* START Information supplied *
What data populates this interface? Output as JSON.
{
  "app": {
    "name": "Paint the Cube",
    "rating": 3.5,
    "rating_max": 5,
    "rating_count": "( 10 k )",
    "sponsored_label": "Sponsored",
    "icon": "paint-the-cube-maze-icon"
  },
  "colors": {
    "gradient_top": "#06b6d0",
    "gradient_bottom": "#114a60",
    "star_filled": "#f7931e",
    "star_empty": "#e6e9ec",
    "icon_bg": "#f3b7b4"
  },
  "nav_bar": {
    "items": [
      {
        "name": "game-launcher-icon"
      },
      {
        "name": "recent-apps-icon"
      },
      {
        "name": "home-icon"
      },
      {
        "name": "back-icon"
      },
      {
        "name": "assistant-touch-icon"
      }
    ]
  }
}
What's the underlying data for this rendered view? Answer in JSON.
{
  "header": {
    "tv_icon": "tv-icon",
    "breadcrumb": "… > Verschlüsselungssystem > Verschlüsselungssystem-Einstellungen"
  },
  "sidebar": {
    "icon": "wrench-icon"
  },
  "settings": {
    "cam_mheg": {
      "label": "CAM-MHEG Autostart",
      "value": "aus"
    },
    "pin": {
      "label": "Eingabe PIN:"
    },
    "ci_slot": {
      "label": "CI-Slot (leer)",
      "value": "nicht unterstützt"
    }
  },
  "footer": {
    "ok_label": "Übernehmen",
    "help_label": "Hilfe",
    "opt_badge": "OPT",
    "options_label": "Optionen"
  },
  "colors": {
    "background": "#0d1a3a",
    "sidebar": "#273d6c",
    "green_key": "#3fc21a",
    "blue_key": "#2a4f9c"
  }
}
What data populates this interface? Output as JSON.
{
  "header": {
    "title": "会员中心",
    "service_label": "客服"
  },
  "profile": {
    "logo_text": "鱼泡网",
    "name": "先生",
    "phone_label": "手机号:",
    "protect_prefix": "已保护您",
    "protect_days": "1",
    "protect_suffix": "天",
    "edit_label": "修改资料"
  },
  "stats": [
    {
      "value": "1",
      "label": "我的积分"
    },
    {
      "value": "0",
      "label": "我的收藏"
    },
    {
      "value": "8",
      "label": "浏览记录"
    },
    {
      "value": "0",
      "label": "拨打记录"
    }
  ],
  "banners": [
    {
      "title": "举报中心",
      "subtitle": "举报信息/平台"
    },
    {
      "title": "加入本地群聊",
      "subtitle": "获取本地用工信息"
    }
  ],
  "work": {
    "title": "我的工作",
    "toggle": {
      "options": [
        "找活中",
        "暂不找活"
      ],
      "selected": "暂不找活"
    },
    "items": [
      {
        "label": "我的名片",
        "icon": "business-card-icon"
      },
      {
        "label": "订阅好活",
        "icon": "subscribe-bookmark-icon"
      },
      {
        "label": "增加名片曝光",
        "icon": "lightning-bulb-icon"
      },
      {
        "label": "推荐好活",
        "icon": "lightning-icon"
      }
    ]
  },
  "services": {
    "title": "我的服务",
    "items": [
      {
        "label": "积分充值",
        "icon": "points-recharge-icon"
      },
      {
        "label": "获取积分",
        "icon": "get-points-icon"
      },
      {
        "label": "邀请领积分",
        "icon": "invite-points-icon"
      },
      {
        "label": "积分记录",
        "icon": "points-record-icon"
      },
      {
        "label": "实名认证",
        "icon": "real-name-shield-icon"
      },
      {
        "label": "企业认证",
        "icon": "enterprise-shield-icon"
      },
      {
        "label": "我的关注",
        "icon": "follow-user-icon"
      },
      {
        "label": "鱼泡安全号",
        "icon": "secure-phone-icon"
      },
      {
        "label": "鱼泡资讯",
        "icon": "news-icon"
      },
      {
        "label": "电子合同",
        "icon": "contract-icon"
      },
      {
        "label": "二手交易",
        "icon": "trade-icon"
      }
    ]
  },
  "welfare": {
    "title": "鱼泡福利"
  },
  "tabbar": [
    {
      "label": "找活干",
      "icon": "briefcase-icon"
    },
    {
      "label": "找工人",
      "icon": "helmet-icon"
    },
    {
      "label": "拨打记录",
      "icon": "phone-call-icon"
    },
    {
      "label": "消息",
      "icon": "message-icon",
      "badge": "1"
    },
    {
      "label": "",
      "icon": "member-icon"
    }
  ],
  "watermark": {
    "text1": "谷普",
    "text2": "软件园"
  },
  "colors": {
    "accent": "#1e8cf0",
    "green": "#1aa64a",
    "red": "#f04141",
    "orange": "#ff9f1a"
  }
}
* END Information supplied *
* _What is being asked_: From the first line to the last, retype the data exactly.

* _Expected answer_:
What data populates this interface? Output as JSON.
{
  "app": {
    "name": "Paint the Cube",
    "rating": 3.5,
    "rating_max": 5,
    "rating_count": "( 10 k )",
    "sponsored_label": "Sponsored",
    "icon": "paint-the-cube-maze-icon"
  },
  "colors": {
    "gradient_top": "#06b6d0",
    "gradient_bottom": "#114a60",
    "star_filled": "#f7931e",
    "star_empty": "#e6e9ec",
    "icon_bg": "#f3b7b4"
  },
  "nav_bar": {
    "items": [
      {
        "name": "game-launcher-icon"
      },
      {
        "name": "recent-apps-icon"
      },
      {
        "name": "home-icon"
      },
      {
        "name": "back-icon"
      },
      {
        "name": "assistant-touch-icon"
      }
    ]
  }
}
What's the underlying data for this rendered view? Answer in JSON.
{
  "header": {
    "tv_icon": "tv-icon",
    "breadcrumb": "… > Verschlüsselungssystem > Verschlüsselungssystem-Einstellungen"
  },
  "sidebar": {
    "icon": "wrench-icon"
  },
  "settings": {
    "cam_mheg": {
      "label": "CAM-MHEG Autostart",
      "value": "aus"
    },
    "pin": {
      "label": "Eingabe PIN:"
    },
    "ci_slot": {
      "label": "CI-Slot (leer)",
      "value": "nicht unterstützt"
    }
  },
  "footer": {
    "ok_label": "Übernehmen",
    "help_label": "Hilfe",
    "opt_badge": "OPT",
    "options_label": "Optionen"
  },
  "colors": {
    "background": "#0d1a3a",
    "sidebar": "#273d6c",
    "green_key": "#3fc21a",
    "blue_key": "#2a4f9c"
  }
}
What data populates this interface? Output as JSON.
{
  "header": {
    "title": "会员中心",
    "service_label": "客服"
  },
  "profile": {
    "logo_text": "鱼泡网",
    "name": "先生",
    "phone_label": "手机号:",
    "protect_prefix": "已保护您",
    "protect_days": "1",
    "protect_suffix": "天",
    "edit_label": "修改资料"
  },
  "stats": [
    {
      "value": "1",
      "label": "我的积分"
    },
    {
      "value": "0",
      "label": "我的收藏"
    },
    {
      "value": "8",
      "label": "浏览记录"
    },
    {
      "value": "0",
      "label": "拨打记录"
    }
  ],
  "banners": [
    {
      "title": "举报中心",
      "subtitle": "举报信息/平台"
    },
    {
      "title": "加入本地群聊",
      "subtitle": "获取本地用工信息"
    }
  ],
  "work": {
    "title": "我的工作",
    "toggle": {
      "options": [
        "找活中",
        "暂不找活"
      ],
      "selected": "暂不找活"
    },
    "items": [
      {
        "label": "我的名片",
        "icon": "business-card-icon"
      },
      {
        "label": "订阅好活",
        "icon": "subscribe-bookmark-icon"
      },
      {
        "label": "增加名片曝光",
        "icon": "lightning-bulb-icon"
      },
      {
        "label": "推荐好活",
        "icon": "lightning-icon"
      }
    ]
  },
  "services": {
    "title": "我的服务",
    "items": [
      {
        "label": "积分充值",
        "icon": "points-recharge-icon"
      },
      {
        "label": "获取积分",
        "icon": "get-points-icon"
      },
      {
        "label": "邀请领积分",
        "icon": "invite-points-icon"
      },
      {
        "label": "积分记录",
        "icon": "points-record-icon"
      },
      {
        "label": "实名认证",
        "icon": "real-name-shield-icon"
      },
      {
        "label": "企业认证",
        "icon": "enterprise-shield-icon"
      },
      {
        "label": "我的关注",
        "icon": "follow-user-icon"
      },
      {
        "label": "鱼泡安全号",
        "icon": "secure-phone-icon"
      },
      {
        "label": "鱼泡资讯",
        "icon": "news-icon"
      },
      {
        "label": "电子合同",
        "icon": "contract-icon"
      },
      {
        "label": "二手交易",
        "icon": "trade-icon"
      }
    ]
  },
  "welfare": {
    "title": "鱼泡福利"
  },
  "tabbar": [
    {
      "label": "找活干",
      "icon": "briefcase-icon"
    },
    {
      "label": "找工人",
      "icon": "helmet-icon"
    },
    {
      "label": "拨打记录",
      "icon": "phone-call-icon"
    },
    {
      "label": "消息",
      "icon": "message-icon",
      "badge": "1"
    },
    {
      "label": "",
      "icon": "member-icon"
    }
  ],
  "watermark": {
    "text1": "谷普",
    "text2": "软件园"
  },
  "colors": {
    "accent": "#1e8cf0",
    "green": "#1aa64a",
    "red": "#f04141",
    "orange": "#ff9f1a"
  }
}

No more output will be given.